Work to do → Write out all the entries word for word, but skip any images.

Excerpted data →
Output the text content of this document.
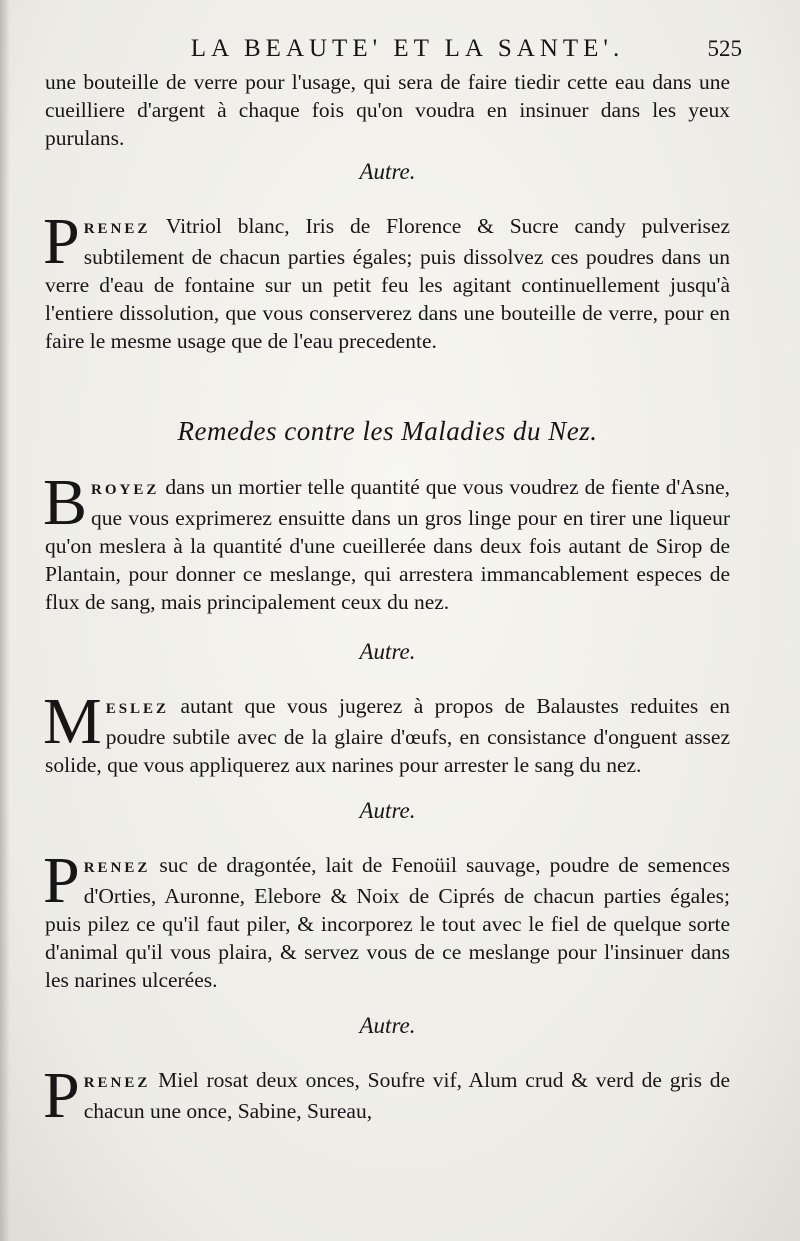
LA BEAUTE' ET LA SANTE'.	525

une bouteille de verre pour l'usage, qui sera de faire tiedir cette eau dans une cueilliere d'argent à chaque fois qu'on voudra en insinuer dans les yeux purulans.

Autre.

PRENEZ Vitriol blanc, Iris de Florence & Sucre candy pulverisez subtilement de chacun parties égales; puis dissolvez ces poudres dans un verre d'eau de fontaine sur un petit feu les agitant continuellement jusqu'à l'entiere dissolution, que vous conserverez dans une bouteille de verre, pour en faire le mesme usage que de l'eau precedente.

Remedes contre les Maladies du Nez.

BROYEZ dans un mortier telle quantité que vous voudrez de fiente d'Asne, que vous exprimerez ensuitte dans un gros linge pour en tirer une liqueur qu'on meslera à la quantité d'une cueilleréе dans deux fois autant de Sirop de Plantain, pour donner ce meslange, qui arrestera immancablement especes de flux de sang, mais principalement ceux du nez.

Autre.

MESLEZ autant que vous jugerez à propos de Balaustes reduites en poudre subtile avec de la glaire d'œufs, en consistance d'onguent assez solide, que vous appliquerez aux narines pour arrester le sang du nez.

Autre.

PRENEZ suc de dragontée, lait de Fenoüil sauvage, poudre de semences d'Orties, Auronne, Elebore & Noix de Ciprés de chacun parties égales; puis pilez ce qu'il faut piler, & incorporez le tout avec le fiel de quelque sorte d'animal qu'il vous plaira, & servez vous de ce meslange pour l'insinuer dans les narines ulcerées.

Autre.

PRENEZ Miel rosat deux onces, Soufre vif, Alum crud & verd de gris de chacun une once, Sabine, Sureau,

Final result →
Output the text content of this document.
LA BEAUTE' ET LA SANTE'.	525

une bouteille de verre pour l'usage, qui sera de faire tiedir cette eau dans une cueilliere d'argent à chaque fois qu'on voudra en insinuer dans les yeux purulans.

Autre.

PRENEZ Vitriol blanc, Iris de Florence & Sucre candy pulverisez subtilement de chacun parties égales; puis dissolvez ces poudres dans un verre d'eau de fontaine sur un petit feu les agitant continuellement jusqu'à l'entiere dissolution, que vous conserverez dans une bouteille de verre, pour en faire le mesme usage que de l'eau precedente.

Remedes contre les Maladies du Nez.

BROYEZ dans un mortier telle quantité que vous voudrez de fiente d'Asne, que vous exprimerez ensuitte dans un gros linge pour en tirer une liqueur qu'on meslera à la quantité d'une cueilleréе dans deux fois autant de Sirop de Plantain, pour donner ce meslange, qui arrestera immancablement especes de flux de sang, mais principalement ceux du nez.

Autre.

MESLEZ autant que vous jugerez à propos de Balaustes reduites en poudre subtile avec de la glaire d'œufs, en consistance d'onguent assez solide, que vous appliquerez aux narines pour arrester le sang du nez.

Autre.

PRENEZ suc de dragontée, lait de Fenoüil sauvage, poudre de semences d'Orties, Auronne, Elebore & Noix de Ciprés de chacun parties égales; puis pilez ce qu'il faut piler, & incorporez le tout avec le fiel de quelque sorte d'animal qu'il vous plaira, & servez vous de ce meslange pour l'insinuer dans les narines ulcerées.

Autre.

PRENEZ Miel rosat deux onces, Soufre vif, Alum crud & verd de gris de chacun une once, Sabine, Sureau,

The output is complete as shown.